• **TASK STATEMENT**
Omit the pictures and return every entry exactly as written.

• **ENTRIES SUPPLIED**
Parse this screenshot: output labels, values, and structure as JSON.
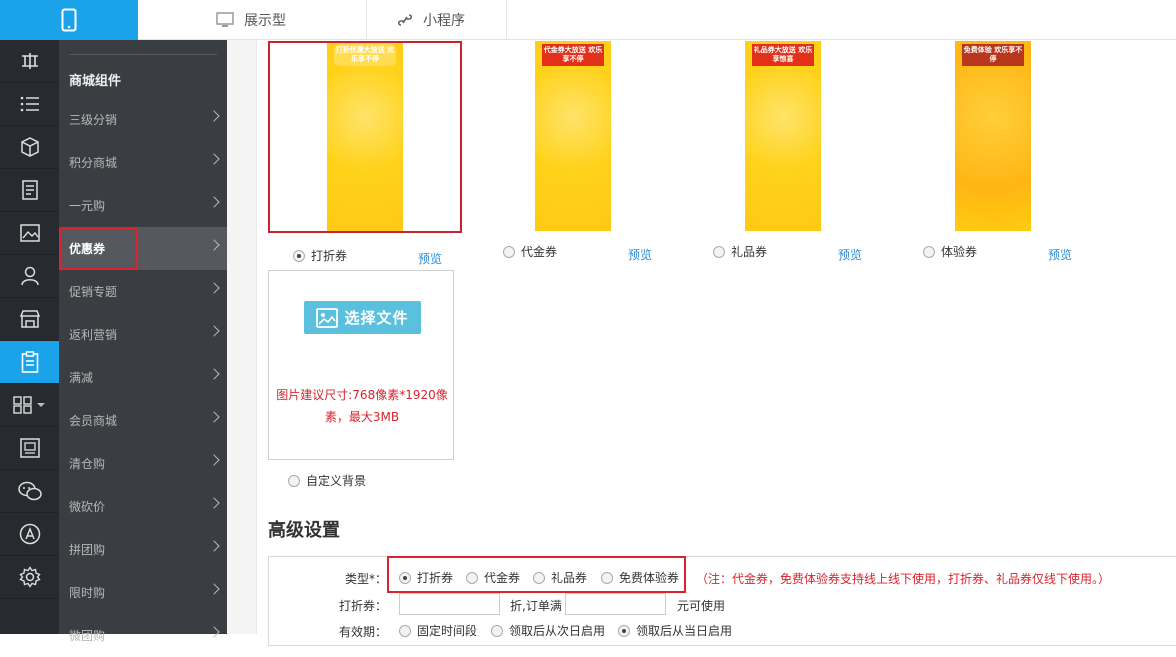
{
  "header": {
    "tabs": [
      {
        "label": "展示型",
        "icon": "monitor-icon"
      },
      {
        "label": "小程序",
        "icon": "link-icon"
      }
    ]
  },
  "rail": {
    "icons": [
      "tools-icon",
      "list-icon",
      "cube-icon",
      "document-icon",
      "image-icon",
      "user-icon",
      "store-icon",
      "clipboard-icon",
      "grid-icon",
      "picture-frame-icon",
      "wechat-icon",
      "appstore-icon",
      "settings-icon"
    ],
    "active_index": 7
  },
  "sidebar": {
    "title": "商城组件",
    "items": [
      {
        "label": "三级分销"
      },
      {
        "label": "积分商城"
      },
      {
        "label": "一元购"
      },
      {
        "label": "优惠券"
      },
      {
        "label": "促销专题"
      },
      {
        "label": "返利营销"
      },
      {
        "label": "满减"
      },
      {
        "label": "会员商城"
      },
      {
        "label": "清仓购"
      },
      {
        "label": "微砍价"
      },
      {
        "label": "拼团购"
      },
      {
        "label": "限时购"
      },
      {
        "label": "微团购"
      }
    ],
    "active_index": 3
  },
  "backgrounds": {
    "options": [
      {
        "label": "打折券",
        "preview": "预览",
        "banner": "打折优惠大放送 欢乐享不停",
        "selected": true
      },
      {
        "label": "代金券",
        "preview": "预览",
        "banner": "代金券大放送 欢乐享不停",
        "selected": false
      },
      {
        "label": "礼品券",
        "preview": "预览",
        "banner": "礼品券大放送 欢乐享惊喜",
        "selected": false
      },
      {
        "label": "体验券",
        "preview": "预览",
        "banner": "免费体验 欢乐享不停",
        "selected": false
      }
    ],
    "custom": {
      "button_label": "选择文件",
      "note": "图片建议尺寸:768像素*1920像素，最大3MB",
      "label": "自定义背景"
    }
  },
  "advanced": {
    "title": "高级设置",
    "type_label": "类型*：",
    "types": [
      {
        "label": "打折券",
        "selected": true
      },
      {
        "label": "代金券",
        "selected": false
      },
      {
        "label": "礼品券",
        "selected": false
      },
      {
        "label": "免费体验券",
        "selected": false
      }
    ],
    "type_note": "（注：代金券，免费体验券支持线上线下使用，打折券、礼品券仅线下使用。）",
    "discount_label": "打折券：",
    "discount_mid": "折,订单满",
    "discount_suffix": "元可使用",
    "validity_label": "有效期：",
    "validity_options": [
      {
        "label": "固定时间段",
        "selected": false
      },
      {
        "label": "领取后从次日启用",
        "selected": false
      },
      {
        "label": "领取后从当日启用",
        "selected": true
      }
    ]
  },
  "colors": {
    "accent": "#1aa3e8",
    "highlight": "#d9232d",
    "link": "#2d8dd6"
  }
}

• **WRITTEN SOLUTION**
Parse this screenshot: output labels, values, and structure as JSON.
{
  "header": {
    "tabs": [
      {
        "label": "展示型",
        "icon": "monitor-icon"
      },
      {
        "label": "小程序",
        "icon": "link-icon"
      }
    ]
  },
  "rail": {
    "icons": [
      "tools-icon",
      "list-icon",
      "cube-icon",
      "document-icon",
      "image-icon",
      "user-icon",
      "store-icon",
      "clipboard-icon",
      "grid-icon",
      "picture-frame-icon",
      "wechat-icon",
      "appstore-icon",
      "settings-icon"
    ],
    "active_index": 7
  },
  "sidebar": {
    "title": "商城组件",
    "items": [
      {
        "label": "三级分销"
      },
      {
        "label": "积分商城"
      },
      {
        "label": "一元购"
      },
      {
        "label": "优惠券"
      },
      {
        "label": "促销专题"
      },
      {
        "label": "返利营销"
      },
      {
        "label": "满减"
      },
      {
        "label": "会员商城"
      },
      {
        "label": "清仓购"
      },
      {
        "label": "微砍价"
      },
      {
        "label": "拼团购"
      },
      {
        "label": "限时购"
      },
      {
        "label": "微团购"
      }
    ],
    "active_index": 3
  },
  "backgrounds": {
    "options": [
      {
        "label": "打折券",
        "preview": "预览",
        "banner": "打折优惠大放送 欢乐享不停",
        "selected": true
      },
      {
        "label": "代金券",
        "preview": "预览",
        "banner": "代金券大放送 欢乐享不停",
        "selected": false
      },
      {
        "label": "礼品券",
        "preview": "预览",
        "banner": "礼品券大放送 欢乐享惊喜",
        "selected": false
      },
      {
        "label": "体验券",
        "preview": "预览",
        "banner": "免费体验 欢乐享不停",
        "selected": false
      }
    ],
    "custom": {
      "button_label": "选择文件",
      "note": "图片建议尺寸:768像素*1920像素，最大3MB",
      "label": "自定义背景"
    }
  },
  "advanced": {
    "title": "高级设置",
    "type_label": "类型*：",
    "types": [
      {
        "label": "打折券",
        "selected": true
      },
      {
        "label": "代金券",
        "selected": false
      },
      {
        "label": "礼品券",
        "selected": false
      },
      {
        "label": "免费体验券",
        "selected": false
      }
    ],
    "type_note": "（注：代金券，免费体验券支持线上线下使用，打折券、礼品券仅线下使用。）",
    "discount_label": "打折券：",
    "discount_mid": "折,订单满",
    "discount_suffix": "元可使用",
    "validity_label": "有效期：",
    "validity_options": [
      {
        "label": "固定时间段",
        "selected": false
      },
      {
        "label": "领取后从次日启用",
        "selected": false
      },
      {
        "label": "领取后从当日启用",
        "selected": true
      }
    ]
  },
  "colors": {
    "accent": "#1aa3e8",
    "highlight": "#d9232d",
    "link": "#2d8dd6"
  }
}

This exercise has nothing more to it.